Turn these lines into a Markdown table with the columns Row and Line, numbering each line and leaving out blank ones.
--- Supplied records ---
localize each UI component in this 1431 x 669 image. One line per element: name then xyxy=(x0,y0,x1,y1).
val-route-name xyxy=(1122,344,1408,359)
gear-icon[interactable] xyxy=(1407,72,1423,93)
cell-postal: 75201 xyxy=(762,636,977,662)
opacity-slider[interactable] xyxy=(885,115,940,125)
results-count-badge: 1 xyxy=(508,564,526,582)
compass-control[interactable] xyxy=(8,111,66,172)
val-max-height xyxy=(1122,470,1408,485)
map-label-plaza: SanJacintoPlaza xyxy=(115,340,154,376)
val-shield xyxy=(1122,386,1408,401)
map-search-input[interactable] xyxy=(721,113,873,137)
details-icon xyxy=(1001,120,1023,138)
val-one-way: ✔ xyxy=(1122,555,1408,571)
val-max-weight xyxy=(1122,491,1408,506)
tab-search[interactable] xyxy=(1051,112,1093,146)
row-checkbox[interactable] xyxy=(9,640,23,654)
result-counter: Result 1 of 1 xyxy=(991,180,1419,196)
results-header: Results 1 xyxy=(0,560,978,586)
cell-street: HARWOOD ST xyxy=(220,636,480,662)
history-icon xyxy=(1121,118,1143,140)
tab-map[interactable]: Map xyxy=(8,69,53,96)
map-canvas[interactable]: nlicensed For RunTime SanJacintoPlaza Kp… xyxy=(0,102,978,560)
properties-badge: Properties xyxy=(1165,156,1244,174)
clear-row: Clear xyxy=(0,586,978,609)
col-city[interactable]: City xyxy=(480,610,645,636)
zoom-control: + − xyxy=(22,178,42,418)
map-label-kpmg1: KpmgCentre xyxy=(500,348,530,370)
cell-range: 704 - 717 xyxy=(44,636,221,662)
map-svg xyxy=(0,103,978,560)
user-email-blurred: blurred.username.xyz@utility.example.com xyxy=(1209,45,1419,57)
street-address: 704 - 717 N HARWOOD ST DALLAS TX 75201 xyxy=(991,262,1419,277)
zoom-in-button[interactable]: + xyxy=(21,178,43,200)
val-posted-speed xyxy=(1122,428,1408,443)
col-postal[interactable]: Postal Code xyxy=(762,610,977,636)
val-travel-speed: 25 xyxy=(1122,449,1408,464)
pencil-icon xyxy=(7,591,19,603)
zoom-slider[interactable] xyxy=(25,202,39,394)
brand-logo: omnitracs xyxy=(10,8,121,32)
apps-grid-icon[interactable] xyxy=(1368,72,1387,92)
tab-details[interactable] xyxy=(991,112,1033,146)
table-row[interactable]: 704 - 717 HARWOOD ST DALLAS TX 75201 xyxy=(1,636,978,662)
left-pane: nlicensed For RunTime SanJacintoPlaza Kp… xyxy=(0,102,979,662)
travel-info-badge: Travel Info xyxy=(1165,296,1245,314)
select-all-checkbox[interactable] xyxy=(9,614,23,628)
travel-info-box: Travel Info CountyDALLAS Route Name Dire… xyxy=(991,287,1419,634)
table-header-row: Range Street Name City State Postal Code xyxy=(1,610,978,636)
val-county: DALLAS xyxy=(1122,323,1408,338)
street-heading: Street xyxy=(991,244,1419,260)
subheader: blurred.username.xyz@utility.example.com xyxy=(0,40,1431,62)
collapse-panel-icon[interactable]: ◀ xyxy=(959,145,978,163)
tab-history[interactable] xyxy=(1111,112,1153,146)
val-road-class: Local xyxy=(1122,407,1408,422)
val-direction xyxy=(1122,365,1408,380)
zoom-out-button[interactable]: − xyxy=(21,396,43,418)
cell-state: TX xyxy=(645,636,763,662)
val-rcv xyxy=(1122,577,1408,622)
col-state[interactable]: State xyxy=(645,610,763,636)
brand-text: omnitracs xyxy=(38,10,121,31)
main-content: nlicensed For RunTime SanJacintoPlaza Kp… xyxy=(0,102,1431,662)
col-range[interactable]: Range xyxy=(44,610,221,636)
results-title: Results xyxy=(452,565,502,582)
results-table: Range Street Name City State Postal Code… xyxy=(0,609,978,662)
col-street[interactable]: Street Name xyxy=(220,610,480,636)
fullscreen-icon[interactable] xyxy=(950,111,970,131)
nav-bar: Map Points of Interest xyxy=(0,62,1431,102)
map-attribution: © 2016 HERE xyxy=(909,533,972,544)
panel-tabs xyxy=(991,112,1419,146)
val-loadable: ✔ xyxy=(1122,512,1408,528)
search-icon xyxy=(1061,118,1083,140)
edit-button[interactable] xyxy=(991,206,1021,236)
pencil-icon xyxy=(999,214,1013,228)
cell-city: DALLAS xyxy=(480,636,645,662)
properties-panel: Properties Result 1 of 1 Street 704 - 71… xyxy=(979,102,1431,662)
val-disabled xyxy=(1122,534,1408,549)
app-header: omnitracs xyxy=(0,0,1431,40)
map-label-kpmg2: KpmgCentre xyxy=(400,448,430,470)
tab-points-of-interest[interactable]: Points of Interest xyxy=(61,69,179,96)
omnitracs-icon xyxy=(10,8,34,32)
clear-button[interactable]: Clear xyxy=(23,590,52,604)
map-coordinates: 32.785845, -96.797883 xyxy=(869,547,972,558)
---
> [Completed exercise]:
| Row | Line |
|---|---|
| 1 | localize each UI component in this 1431 x 669 image. One line per element: name then xyxy=(x0,y0,x1,y1). |
| 2 | val-route-name xyxy=(1122,344,1408,359) |
| 3 | gear-icon[interactable] xyxy=(1407,72,1423,93) |
| 4 | cell-postal: 75201 xyxy=(762,636,977,662) |
| 5 | opacity-slider[interactable] xyxy=(885,115,940,125) |
| 6 | results-count-badge: 1 xyxy=(508,564,526,582) |
| 7 | compass-control[interactable] xyxy=(8,111,66,172) |
| 8 | val-max-height xyxy=(1122,470,1408,485) |
| 9 | map-label-plaza: SanJacintoPlaza xyxy=(115,340,154,376) |
| 10 | val-shield xyxy=(1122,386,1408,401) |
| 11 | map-search-input[interactable] xyxy=(721,113,873,137) |
| 12 | details-icon xyxy=(1001,120,1023,138) |
| 13 | val-one-way: ✔ xyxy=(1122,555,1408,571) |
| 14 | val-max-weight xyxy=(1122,491,1408,506) |
| 15 | tab-search[interactable] xyxy=(1051,112,1093,146) |
| 16 | row-checkbox[interactable] xyxy=(9,640,23,654) |
| 17 | result-counter: Result 1 of 1 xyxy=(991,180,1419,196) |
| 18 | results-header: Results 1 xyxy=(0,560,978,586) |
| 19 | cell-street: HARWOOD ST xyxy=(220,636,480,662) |
| 20 | history-icon xyxy=(1121,118,1143,140) |
| 21 | tab-map[interactable]: Map xyxy=(8,69,53,96) |
| 22 | map-canvas[interactable]: nlicensed For RunTime SanJacintoPlaza Kp… xyxy=(0,102,978,560) |
| 23 | properties-badge: Properties xyxy=(1165,156,1244,174) |
| 24 | clear-row: Clear xyxy=(0,586,978,609) |
| 25 | col-city[interactable]: City xyxy=(480,610,645,636) |
| 26 | zoom-control: + − xyxy=(22,178,42,418) |
| 27 | map-label-kpmg1: KpmgCentre xyxy=(500,348,530,370) |
| 28 | cell-range: 704 - 717 xyxy=(44,636,221,662) |
| 29 | map-svg xyxy=(0,103,978,560) |
| 30 | user-email-blurred: blurred.username.xyz@utility.example.com xyxy=(1209,45,1419,57) |
| 31 | street-address: 704 - 717 N HARWOOD ST DALLAS TX 75201 xyxy=(991,262,1419,277) |
| 32 | zoom-in-button[interactable]: + xyxy=(21,178,43,200) |
| 33 | val-posted-speed xyxy=(1122,428,1408,443) |
| 34 | col-postal[interactable]: Postal Code xyxy=(762,610,977,636) |
| 35 | val-travel-speed: 25 xyxy=(1122,449,1408,464) |
| 36 | pencil-icon xyxy=(7,591,19,603) |
| 37 | zoom-slider[interactable] xyxy=(25,202,39,394) |
| 38 | brand-logo: omnitracs xyxy=(10,8,121,32) |
| 39 | apps-grid-icon[interactable] xyxy=(1368,72,1387,92) |
| 40 | tab-details[interactable] xyxy=(991,112,1033,146) |
| 41 | table-row[interactable]: 704 - 717 HARWOOD ST DALLAS TX 75201 xyxy=(1,636,978,662) |
| 42 | left-pane: nlicensed For RunTime SanJacintoPlaza Kp… xyxy=(0,102,979,662) |
| 43 | travel-info-badge: Travel Info xyxy=(1165,296,1245,314) |
| 44 | select-all-checkbox[interactable] xyxy=(9,614,23,628) |
| 45 | travel-info-box: Travel Info CountyDALLAS Route Name Dire… xyxy=(991,287,1419,634) |
| 46 | table-header-row: Range Street Name City State Postal Code xyxy=(1,610,978,636) |
| 47 | val-county: DALLAS xyxy=(1122,323,1408,338) |
| 48 | street-heading: Street xyxy=(991,244,1419,260) |
| 49 | subheader: blurred.username.xyz@utility.example.com xyxy=(0,40,1431,62) |
| 50 | collapse-panel-icon[interactable]: ◀ xyxy=(959,145,978,163) |
| 51 | tab-history[interactable] xyxy=(1111,112,1153,146) |
| 52 | val-road-class: Local xyxy=(1122,407,1408,422) |
| 53 | val-direction xyxy=(1122,365,1408,380) |
| 54 | zoom-out-button[interactable]: − xyxy=(21,396,43,418) |
| 55 | cell-state: TX xyxy=(645,636,763,662) |
| 56 | val-rcv xyxy=(1122,577,1408,622) |
| 57 | col-state[interactable]: State xyxy=(645,610,763,636) |
| 58 | brand-text: omnitracs xyxy=(38,10,121,31) |
| 59 | main-content: nlicensed For RunTime SanJacintoPlaza Kp… xyxy=(0,102,1431,662) |
| 60 | col-range[interactable]: Range xyxy=(44,610,221,636) |
| 61 | results-title: Results xyxy=(452,565,502,582) |
| 62 | results-table: Range Street Name City State Postal Code… xyxy=(0,609,978,662) |
| 63 | col-street[interactable]: Street Name xyxy=(220,610,480,636) |
| 64 | fullscreen-icon[interactable] xyxy=(950,111,970,131) |
| 65 | nav-bar: Map Points of Interest xyxy=(0,62,1431,102) |
| 66 | map-attribution: © 2016 HERE xyxy=(909,533,972,544) |
| 67 | panel-tabs xyxy=(991,112,1419,146) |
| 68 | val-loadable: ✔ xyxy=(1122,512,1408,528) |
| 69 | search-icon xyxy=(1061,118,1083,140) |
| 70 | edit-button[interactable] xyxy=(991,206,1021,236) |
| 71 | pencil-icon xyxy=(999,214,1013,228) |
| 72 | cell-city: DALLAS xyxy=(480,636,645,662) |
| 73 | properties-panel: Properties Result 1 of 1 Street 704 - 71… xyxy=(979,102,1431,662) |
| 74 | val-disabled xyxy=(1122,534,1408,549) |
| 75 | app-header: omnitracs xyxy=(0,0,1431,40) |
| 76 | map-label-kpmg2: KpmgCentre xyxy=(400,448,430,470) |
| 77 | tab-points-of-interest[interactable]: Points of Interest xyxy=(61,69,179,96) |
| 78 | omnitracs-icon xyxy=(10,8,34,32) |
| 79 | clear-button[interactable]: Clear xyxy=(23,590,52,604) |
| 80 | map-coordinates: 32.785845, -96.797883 xyxy=(869,547,972,558) |